**EXERCISE DESCRIPTION**.
In the records below, from the first line up to and including the line with "paragraph-mark-icon: ↩ — [206, 21, 224, 47]", rewrite those lines with "chevron-right-icon" replaced by "arrow-right-icon" and everything else left unchanged.

====== PROVIDED RECORDS

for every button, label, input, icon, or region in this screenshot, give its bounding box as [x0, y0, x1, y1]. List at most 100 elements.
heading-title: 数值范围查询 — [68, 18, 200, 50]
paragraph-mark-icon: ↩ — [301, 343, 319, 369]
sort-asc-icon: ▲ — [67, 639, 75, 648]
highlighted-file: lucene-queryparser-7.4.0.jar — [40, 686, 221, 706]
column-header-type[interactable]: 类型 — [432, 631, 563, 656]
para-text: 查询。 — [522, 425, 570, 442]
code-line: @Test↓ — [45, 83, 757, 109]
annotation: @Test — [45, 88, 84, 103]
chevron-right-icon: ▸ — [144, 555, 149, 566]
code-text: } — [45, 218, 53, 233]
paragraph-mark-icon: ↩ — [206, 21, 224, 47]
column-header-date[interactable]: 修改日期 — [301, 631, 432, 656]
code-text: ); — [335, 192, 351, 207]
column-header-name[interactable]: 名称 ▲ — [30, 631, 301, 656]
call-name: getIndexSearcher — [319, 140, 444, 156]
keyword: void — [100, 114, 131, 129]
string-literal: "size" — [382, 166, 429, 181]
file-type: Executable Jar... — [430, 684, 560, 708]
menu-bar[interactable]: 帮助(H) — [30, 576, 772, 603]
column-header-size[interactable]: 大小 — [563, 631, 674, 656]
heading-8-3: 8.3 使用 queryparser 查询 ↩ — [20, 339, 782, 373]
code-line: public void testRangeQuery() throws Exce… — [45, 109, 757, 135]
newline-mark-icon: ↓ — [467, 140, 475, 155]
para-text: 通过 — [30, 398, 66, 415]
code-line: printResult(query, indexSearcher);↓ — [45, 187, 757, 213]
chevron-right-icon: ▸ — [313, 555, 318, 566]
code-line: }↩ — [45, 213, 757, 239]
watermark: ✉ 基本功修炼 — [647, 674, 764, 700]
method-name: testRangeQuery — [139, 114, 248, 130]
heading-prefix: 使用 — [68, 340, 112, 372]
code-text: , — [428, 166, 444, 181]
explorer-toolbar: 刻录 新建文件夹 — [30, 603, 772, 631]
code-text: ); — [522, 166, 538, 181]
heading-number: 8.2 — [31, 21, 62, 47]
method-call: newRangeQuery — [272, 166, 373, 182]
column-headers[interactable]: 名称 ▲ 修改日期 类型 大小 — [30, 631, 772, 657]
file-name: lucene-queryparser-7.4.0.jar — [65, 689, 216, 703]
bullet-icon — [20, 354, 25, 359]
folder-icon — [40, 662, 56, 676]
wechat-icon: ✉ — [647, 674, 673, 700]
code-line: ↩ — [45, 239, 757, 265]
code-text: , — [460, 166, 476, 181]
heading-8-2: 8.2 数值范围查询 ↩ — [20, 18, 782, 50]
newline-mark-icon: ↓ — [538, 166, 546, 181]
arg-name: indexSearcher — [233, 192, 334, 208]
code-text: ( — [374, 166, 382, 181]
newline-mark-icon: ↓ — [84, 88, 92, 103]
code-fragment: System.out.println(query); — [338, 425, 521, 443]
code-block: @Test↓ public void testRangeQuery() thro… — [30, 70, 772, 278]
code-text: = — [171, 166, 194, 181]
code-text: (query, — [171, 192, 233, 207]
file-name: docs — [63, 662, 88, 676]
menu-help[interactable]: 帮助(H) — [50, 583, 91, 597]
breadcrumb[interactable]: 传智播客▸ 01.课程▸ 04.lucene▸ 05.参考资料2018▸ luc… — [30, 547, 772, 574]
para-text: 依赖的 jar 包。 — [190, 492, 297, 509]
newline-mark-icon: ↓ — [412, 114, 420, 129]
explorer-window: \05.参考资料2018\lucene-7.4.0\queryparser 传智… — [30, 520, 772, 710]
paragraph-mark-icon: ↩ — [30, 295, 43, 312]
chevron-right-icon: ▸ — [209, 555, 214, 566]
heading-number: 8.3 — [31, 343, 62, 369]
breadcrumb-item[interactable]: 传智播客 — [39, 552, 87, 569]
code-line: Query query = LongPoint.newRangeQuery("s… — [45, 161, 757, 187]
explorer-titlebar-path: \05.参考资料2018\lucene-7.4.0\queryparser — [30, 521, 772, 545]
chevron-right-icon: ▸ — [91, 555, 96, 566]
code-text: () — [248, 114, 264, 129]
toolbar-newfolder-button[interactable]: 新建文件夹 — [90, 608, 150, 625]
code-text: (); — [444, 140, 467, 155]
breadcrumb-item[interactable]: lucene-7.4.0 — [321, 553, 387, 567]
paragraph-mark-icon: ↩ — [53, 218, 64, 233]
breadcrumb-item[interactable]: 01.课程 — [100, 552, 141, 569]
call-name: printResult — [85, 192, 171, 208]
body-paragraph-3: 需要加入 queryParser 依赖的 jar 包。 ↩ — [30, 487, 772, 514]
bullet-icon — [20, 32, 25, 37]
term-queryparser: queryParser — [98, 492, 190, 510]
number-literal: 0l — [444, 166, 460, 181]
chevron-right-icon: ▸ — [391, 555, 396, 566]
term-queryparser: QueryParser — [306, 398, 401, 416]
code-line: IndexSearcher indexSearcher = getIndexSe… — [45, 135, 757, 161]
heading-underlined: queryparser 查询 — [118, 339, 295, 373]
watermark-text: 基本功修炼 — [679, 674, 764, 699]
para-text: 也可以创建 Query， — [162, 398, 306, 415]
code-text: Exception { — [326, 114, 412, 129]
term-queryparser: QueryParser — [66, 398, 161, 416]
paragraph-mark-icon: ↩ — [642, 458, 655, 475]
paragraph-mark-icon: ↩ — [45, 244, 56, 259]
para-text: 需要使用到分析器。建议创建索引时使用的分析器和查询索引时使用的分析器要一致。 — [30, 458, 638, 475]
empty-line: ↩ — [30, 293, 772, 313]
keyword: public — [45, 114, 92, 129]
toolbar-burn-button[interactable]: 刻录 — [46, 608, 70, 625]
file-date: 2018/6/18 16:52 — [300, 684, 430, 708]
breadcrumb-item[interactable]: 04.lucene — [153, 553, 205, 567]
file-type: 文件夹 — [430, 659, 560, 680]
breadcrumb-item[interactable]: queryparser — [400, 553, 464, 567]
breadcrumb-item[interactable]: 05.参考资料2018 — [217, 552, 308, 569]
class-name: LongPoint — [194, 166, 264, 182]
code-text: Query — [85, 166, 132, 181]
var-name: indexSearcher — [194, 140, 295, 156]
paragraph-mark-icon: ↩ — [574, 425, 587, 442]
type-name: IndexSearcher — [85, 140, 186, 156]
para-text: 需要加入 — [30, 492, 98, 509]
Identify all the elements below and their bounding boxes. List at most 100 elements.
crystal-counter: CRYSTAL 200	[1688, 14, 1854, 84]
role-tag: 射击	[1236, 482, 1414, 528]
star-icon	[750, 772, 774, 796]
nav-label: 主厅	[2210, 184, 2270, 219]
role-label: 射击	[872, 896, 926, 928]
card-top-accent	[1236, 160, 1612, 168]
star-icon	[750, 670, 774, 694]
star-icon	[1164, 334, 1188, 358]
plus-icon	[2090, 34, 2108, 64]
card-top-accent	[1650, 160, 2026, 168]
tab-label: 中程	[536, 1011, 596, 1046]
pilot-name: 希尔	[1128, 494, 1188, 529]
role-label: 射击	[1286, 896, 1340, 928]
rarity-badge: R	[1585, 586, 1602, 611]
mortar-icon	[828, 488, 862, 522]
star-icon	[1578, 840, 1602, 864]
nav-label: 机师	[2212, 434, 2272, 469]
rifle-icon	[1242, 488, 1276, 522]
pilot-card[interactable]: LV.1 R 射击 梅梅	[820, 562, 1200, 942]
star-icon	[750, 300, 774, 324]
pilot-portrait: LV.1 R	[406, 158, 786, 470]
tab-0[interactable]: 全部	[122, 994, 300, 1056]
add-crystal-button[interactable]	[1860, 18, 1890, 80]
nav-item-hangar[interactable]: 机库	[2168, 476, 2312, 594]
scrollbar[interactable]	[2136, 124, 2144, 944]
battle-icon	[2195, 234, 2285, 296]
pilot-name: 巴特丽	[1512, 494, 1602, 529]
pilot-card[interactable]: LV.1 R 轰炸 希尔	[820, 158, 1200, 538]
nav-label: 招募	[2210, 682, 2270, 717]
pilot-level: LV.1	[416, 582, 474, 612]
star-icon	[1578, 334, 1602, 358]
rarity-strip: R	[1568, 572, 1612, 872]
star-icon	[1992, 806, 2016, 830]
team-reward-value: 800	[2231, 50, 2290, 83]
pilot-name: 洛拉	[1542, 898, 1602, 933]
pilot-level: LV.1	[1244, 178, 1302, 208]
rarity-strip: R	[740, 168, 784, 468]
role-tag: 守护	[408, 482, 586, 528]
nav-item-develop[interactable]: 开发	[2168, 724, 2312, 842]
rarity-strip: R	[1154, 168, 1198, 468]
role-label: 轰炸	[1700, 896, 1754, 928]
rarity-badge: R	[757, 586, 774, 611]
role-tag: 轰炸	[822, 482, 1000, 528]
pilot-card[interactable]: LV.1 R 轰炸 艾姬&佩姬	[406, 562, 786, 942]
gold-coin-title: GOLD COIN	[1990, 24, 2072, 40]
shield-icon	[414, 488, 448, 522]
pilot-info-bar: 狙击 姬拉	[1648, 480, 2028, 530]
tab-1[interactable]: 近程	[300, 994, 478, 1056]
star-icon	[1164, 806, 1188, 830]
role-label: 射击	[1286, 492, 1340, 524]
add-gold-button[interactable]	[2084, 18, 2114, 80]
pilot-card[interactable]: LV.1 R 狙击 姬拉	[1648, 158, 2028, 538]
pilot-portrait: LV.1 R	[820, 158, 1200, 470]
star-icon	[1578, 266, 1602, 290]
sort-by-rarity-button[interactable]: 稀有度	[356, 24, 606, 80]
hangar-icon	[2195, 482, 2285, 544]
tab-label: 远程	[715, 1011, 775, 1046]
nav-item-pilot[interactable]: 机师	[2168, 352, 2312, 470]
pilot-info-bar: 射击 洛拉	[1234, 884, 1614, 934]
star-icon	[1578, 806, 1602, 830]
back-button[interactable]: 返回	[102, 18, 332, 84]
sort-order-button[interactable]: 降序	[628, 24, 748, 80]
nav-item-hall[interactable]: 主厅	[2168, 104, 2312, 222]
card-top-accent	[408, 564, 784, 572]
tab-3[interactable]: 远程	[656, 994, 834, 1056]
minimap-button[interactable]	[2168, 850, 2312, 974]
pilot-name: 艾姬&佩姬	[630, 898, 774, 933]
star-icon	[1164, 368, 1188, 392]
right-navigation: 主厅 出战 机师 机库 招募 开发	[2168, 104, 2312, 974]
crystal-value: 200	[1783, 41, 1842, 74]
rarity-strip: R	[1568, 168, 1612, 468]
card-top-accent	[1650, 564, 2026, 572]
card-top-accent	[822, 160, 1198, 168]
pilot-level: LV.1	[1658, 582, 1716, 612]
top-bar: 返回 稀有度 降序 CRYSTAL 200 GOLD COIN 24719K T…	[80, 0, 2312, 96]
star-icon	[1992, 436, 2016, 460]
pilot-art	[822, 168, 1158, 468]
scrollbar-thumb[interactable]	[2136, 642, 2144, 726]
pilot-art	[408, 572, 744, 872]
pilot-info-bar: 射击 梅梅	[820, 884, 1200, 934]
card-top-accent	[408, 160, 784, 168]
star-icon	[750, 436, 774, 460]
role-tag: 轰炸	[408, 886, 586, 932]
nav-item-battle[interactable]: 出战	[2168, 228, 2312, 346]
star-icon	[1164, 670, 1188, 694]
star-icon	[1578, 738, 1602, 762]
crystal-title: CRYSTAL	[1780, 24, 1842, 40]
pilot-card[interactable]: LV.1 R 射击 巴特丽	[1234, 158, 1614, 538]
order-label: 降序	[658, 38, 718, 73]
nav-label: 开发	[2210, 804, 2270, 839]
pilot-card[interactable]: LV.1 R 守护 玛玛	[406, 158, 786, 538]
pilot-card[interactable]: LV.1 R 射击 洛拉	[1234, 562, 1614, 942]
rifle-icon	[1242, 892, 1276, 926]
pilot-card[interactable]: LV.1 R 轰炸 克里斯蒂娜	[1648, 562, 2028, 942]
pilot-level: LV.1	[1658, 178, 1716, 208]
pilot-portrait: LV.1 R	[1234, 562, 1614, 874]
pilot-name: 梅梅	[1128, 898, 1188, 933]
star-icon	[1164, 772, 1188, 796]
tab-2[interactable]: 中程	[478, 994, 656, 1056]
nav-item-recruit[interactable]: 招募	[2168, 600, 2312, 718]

============

**ANSWER BELOW**.
for every button, label, input, icon, or region in this screenshot, give its bounding box as [x0, y0, x1, y1]. List at most 100 elements.
heading-title: 数值范围查询 — [68, 18, 200, 50]
paragraph-mark-icon: ↩ — [301, 343, 319, 369]
sort-asc-icon: ▲ — [67, 639, 75, 648]
highlighted-file: lucene-queryparser-7.4.0.jar — [40, 686, 221, 706]
column-header-type[interactable]: 类型 — [432, 631, 563, 656]
para-text: 查询。 — [522, 425, 570, 442]
code-line: @Test↓ — [45, 83, 757, 109]
annotation: @Test — [45, 88, 84, 103]
arrow-right-icon: ▸ — [144, 555, 149, 566]
code-text: } — [45, 218, 53, 233]
paragraph-mark-icon: ↩ — [206, 21, 224, 47]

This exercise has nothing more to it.